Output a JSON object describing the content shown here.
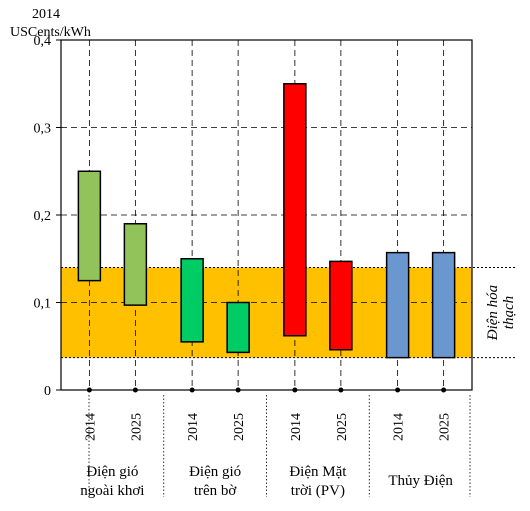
{
  "chart_data": {
    "type": "bar",
    "unit_label": [
      "2014",
      "USCents/kWh"
    ],
    "ylim": [
      0,
      0.4
    ],
    "y_ticks": [
      {
        "value": 0,
        "label": "0"
      },
      {
        "value": 0.1,
        "label": "0,1"
      },
      {
        "value": 0.2,
        "label": "0,2"
      },
      {
        "value": 0.3,
        "label": "0,3"
      },
      {
        "value": 0.4,
        "label": "0,4"
      }
    ],
    "categories": [
      {
        "label": [
          "Điện gió",
          "ngoài khơi"
        ]
      },
      {
        "label": [
          "Điện gió",
          "trên bờ"
        ]
      },
      {
        "label": [
          "Điện Mặt",
          "trời (PV)"
        ]
      },
      {
        "label": [
          "Thủy Điện"
        ]
      }
    ],
    "bars": [
      {
        "category": "Điện gió ngoài khơi",
        "year": "2014",
        "low": 0.125,
        "high": 0.25,
        "color": "#92c35a"
      },
      {
        "category": "Điện gió ngoài khơi",
        "year": "2025",
        "low": 0.097,
        "high": 0.19,
        "color": "#92c35a"
      },
      {
        "category": "Điện gió trên bờ",
        "year": "2014",
        "low": 0.055,
        "high": 0.15,
        "color": "#00cc66"
      },
      {
        "category": "Điện gió trên bờ",
        "year": "2025",
        "low": 0.043,
        "high": 0.1,
        "color": "#00cc66"
      },
      {
        "category": "Điện Mặt trời (PV)",
        "year": "2014",
        "low": 0.062,
        "high": 0.35,
        "color": "#ff0000"
      },
      {
        "category": "Điện Mặt trời (PV)",
        "year": "2025",
        "low": 0.046,
        "high": 0.147,
        "color": "#ff0000"
      },
      {
        "category": "Thủy Điện",
        "year": "2014",
        "low": 0.037,
        "high": 0.157,
        "color": "#6a97cf"
      },
      {
        "category": "Thủy Điện",
        "year": "2025",
        "low": 0.037,
        "high": 0.157,
        "color": "#6a97cf"
      }
    ],
    "fossil_band": {
      "low": 0.037,
      "high": 0.14,
      "color": "#ffc000",
      "label": [
        "Điện hóa",
        "thạch"
      ]
    },
    "grid": true
  }
}
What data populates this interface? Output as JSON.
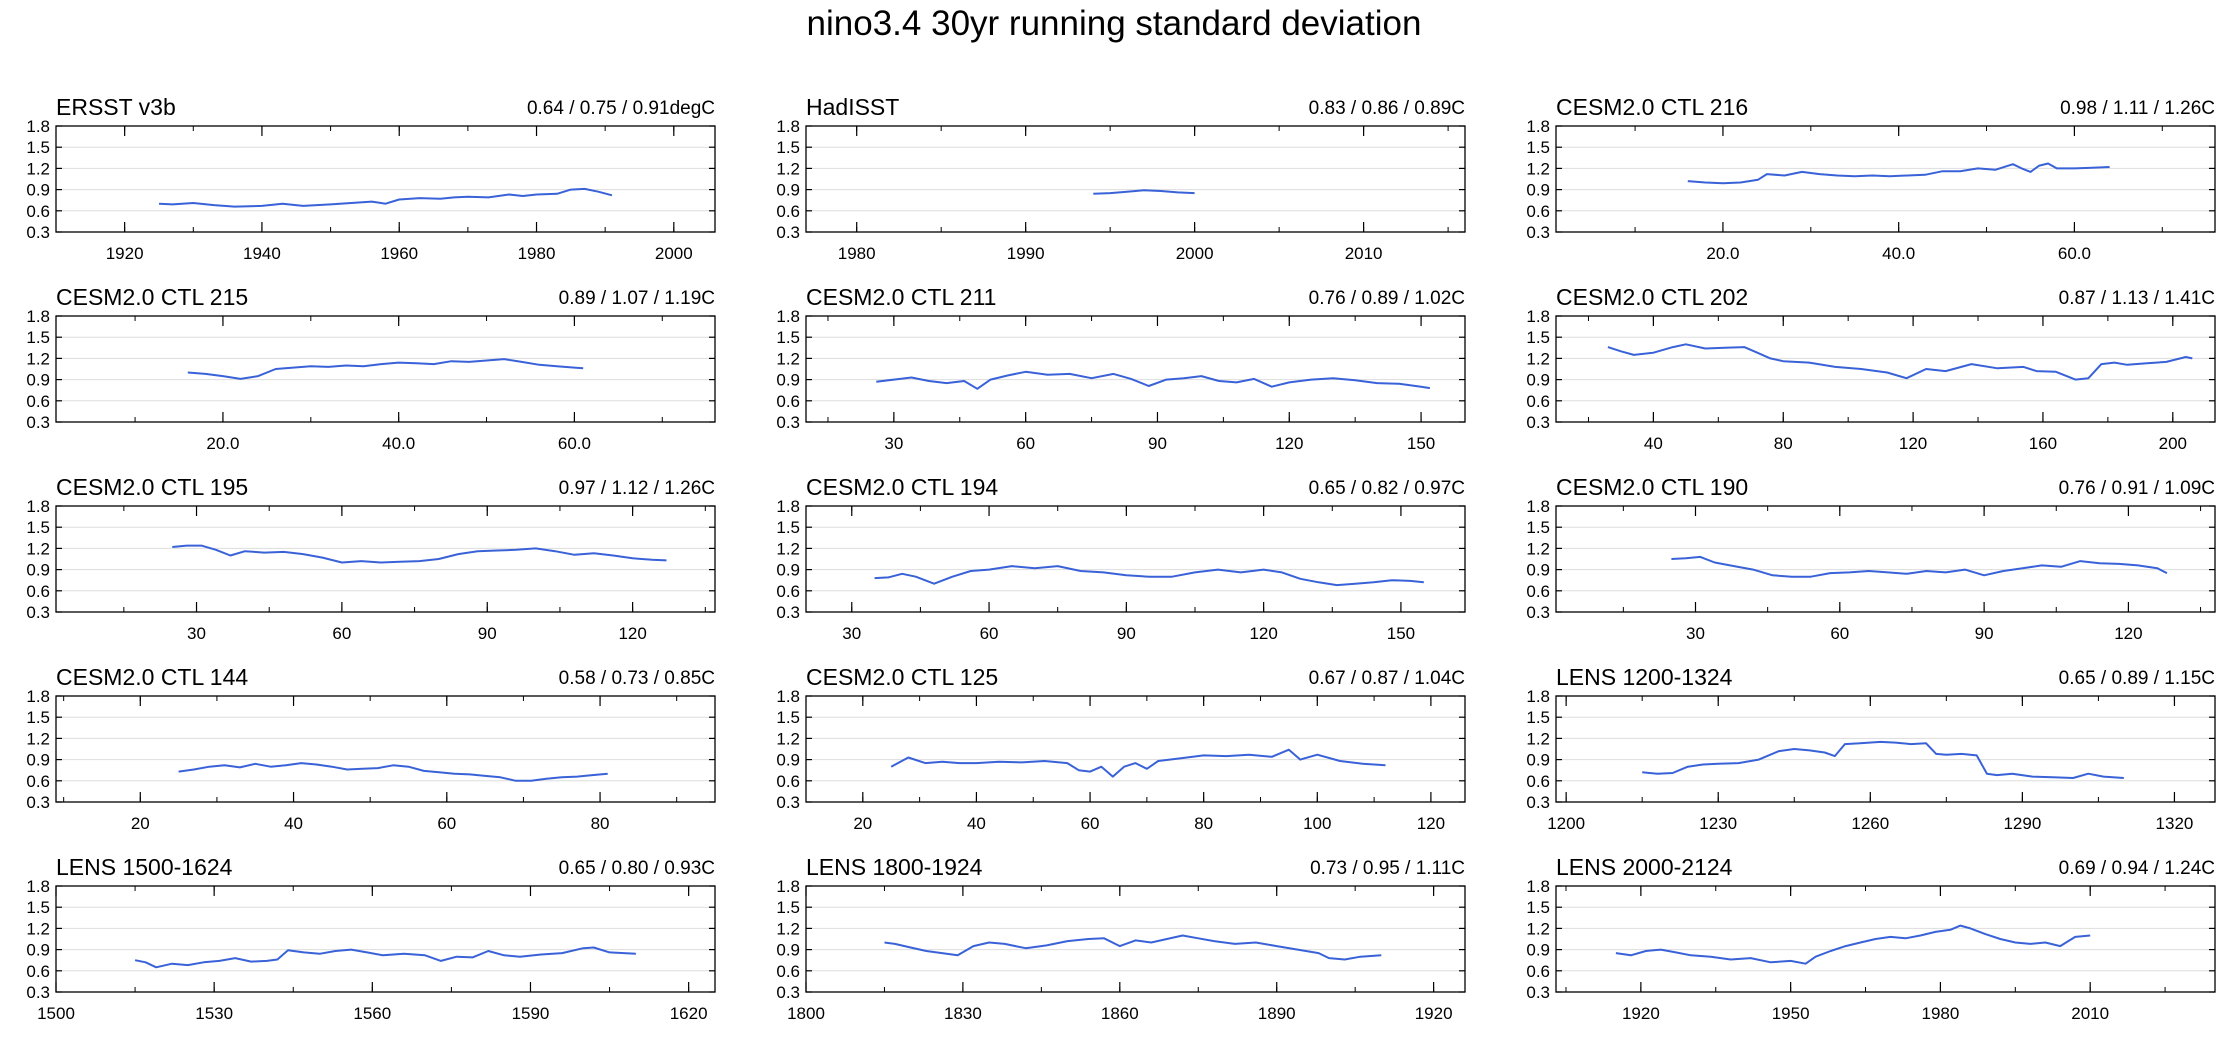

-.-.-

## EXERCISE BRIEF
From the entries above, pull out each line that includes "high".

## ANSWER IN FULL
        "high": 0.25,
        "high": 0.19,
        "high": 0.15,
        "high": 0.1,
        "high": 0.35,
        "high": 0.147,
        "high": 0.157,
        "high": 0.157,
      "high": 0.14,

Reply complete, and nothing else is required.